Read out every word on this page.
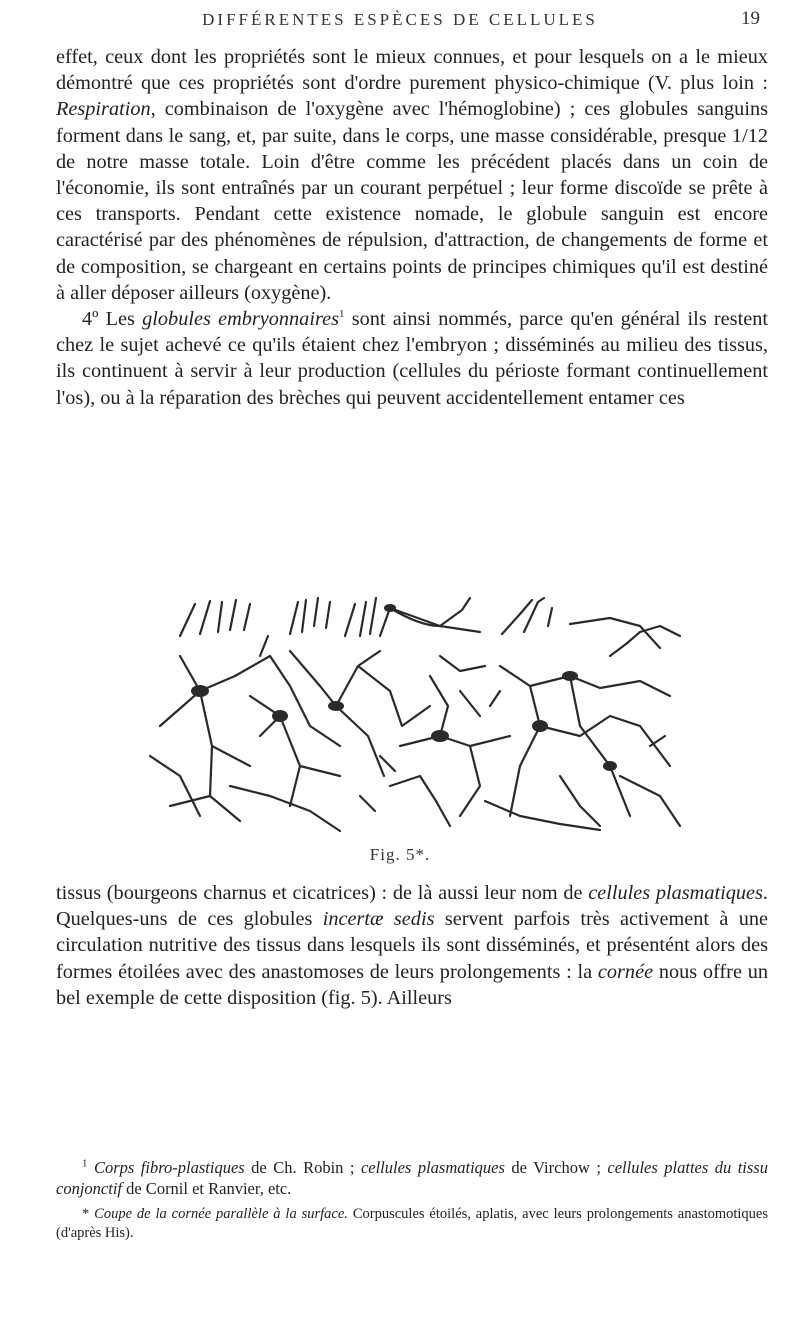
DIFFÉRENTES ESPÈCES DE CELLULES	19

effet, ceux dont les propriétés sont le mieux connues, et pour lesquels on a le mieux démontré que ces propriétés sont d'ordre purement physico-chimique (V. plus loin : Respiration, combinaison de l'oxygène avec l'hémoglobine) ; ces globules sanguins forment dans le sang, et, par suite, dans le corps, une masse considérable, presque 1/12 de notre masse totale. Loin d'être comme les précédent placés dans un coin de l'économie, ils sont entraînés par un courant perpétuel ; leur forme discoïde se prête à ces transports. Pendant cette existence nomade, le globule sanguin est encore caractérisé par des phénomènes de répulsion, d'attraction, de changements de forme et de composition, se chargeant en certains points de principes chimiques qu'il est destiné à aller déposer ailleurs (oxygène).

4º Les globules embryonnaires$^1$ sont ainsi nommés, parce qu'en général ils restent chez le sujet achevé ce qu'ils étaient chez l'embryon ; disséminés au milieu des tissus, ils continuent à servir à leur production (cellules du périoste formant continuellement l'os), ou à la réparation des brèches qui peuvent accidentellement entamer ces

Fig. 5*.

tissus (bourgeons charnus et cicatrices) : de là aussi leur nom de cellules plasmatiques. Quelques-uns de ces globules incertæ sedis servent parfois très activement à une circulation nutritive des tissus dans lesquels ils sont disséminés, et présentént alors des formes étoilées avec des anastomoses de leurs prolongements : la cornée nous offre un bel exemple de cette disposition (fig. 5). Ailleurs

$^1$ Corps fibro-plastiques de Ch. Robin ; cellules plasmatiques de Virchow ; cellules plattes du tissu conjonctif de Cornil et Ranvier, etc.

* Coupe de la cornée parallèle à la surface. Corpuscules étoilés, aplatis, avec leurs prolongements anastomotiques (d'après His).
# # #
> [Set task]: Repeat every record above exactly, but leave out any pictures.

> [Task output]:
Read out every word on this page.
DIFFÉRENTES ESPÈCES DE CELLULES	19

effet, ceux dont les propriétés sont le mieux connues, et pour lesquels on a le mieux démontré que ces propriétés sont d'ordre purement physico-chimique (V. plus loin : Respiration, combinaison de l'oxygène avec l'hémoglobine) ; ces globules sanguins forment dans le sang, et, par suite, dans le corps, une masse considérable, presque 1/12 de notre masse totale. Loin d'être comme les précédent placés dans un coin de l'économie, ils sont entraînés par un courant perpétuel ; leur forme discoïde se prête à ces transports. Pendant cette existence nomade, le globule sanguin est encore caractérisé par des phénomènes de répulsion, d'attraction, de changements de forme et de composition, se chargeant en certains points de principes chimiques qu'il est destiné à aller déposer ailleurs (oxygène).

4º Les globules embryonnaires$^1$ sont ainsi nommés, parce qu'en général ils restent chez le sujet achevé ce qu'ils étaient chez l'embryon ; disséminés au milieu des tissus, ils continuent à servir à leur production (cellules du périoste formant continuellement l'os), ou à la réparation des brèches qui peuvent accidentellement entamer ces

Fig. 5*.

tissus (bourgeons charnus et cicatrices) : de là aussi leur nom de cellules plasmatiques. Quelques-uns de ces globules incertæ sedis servent parfois très activement à une circulation nutritive des tissus dans lesquels ils sont disséminés, et présentént alors des formes étoilées avec des anastomoses de leurs prolongements : la cornée nous offre un bel exemple de cette disposition (fig. 5). Ailleurs

$^1$ Corps fibro-plastiques de Ch. Robin ; cellules plasmatiques de Virchow ; cellules plattes du tissu conjonctif de Cornil et Ranvier, etc.

* Coupe de la cornée parallèle à la surface. Corpuscules étoilés, aplatis, avec leurs prolongements anastomotiques (d'après His).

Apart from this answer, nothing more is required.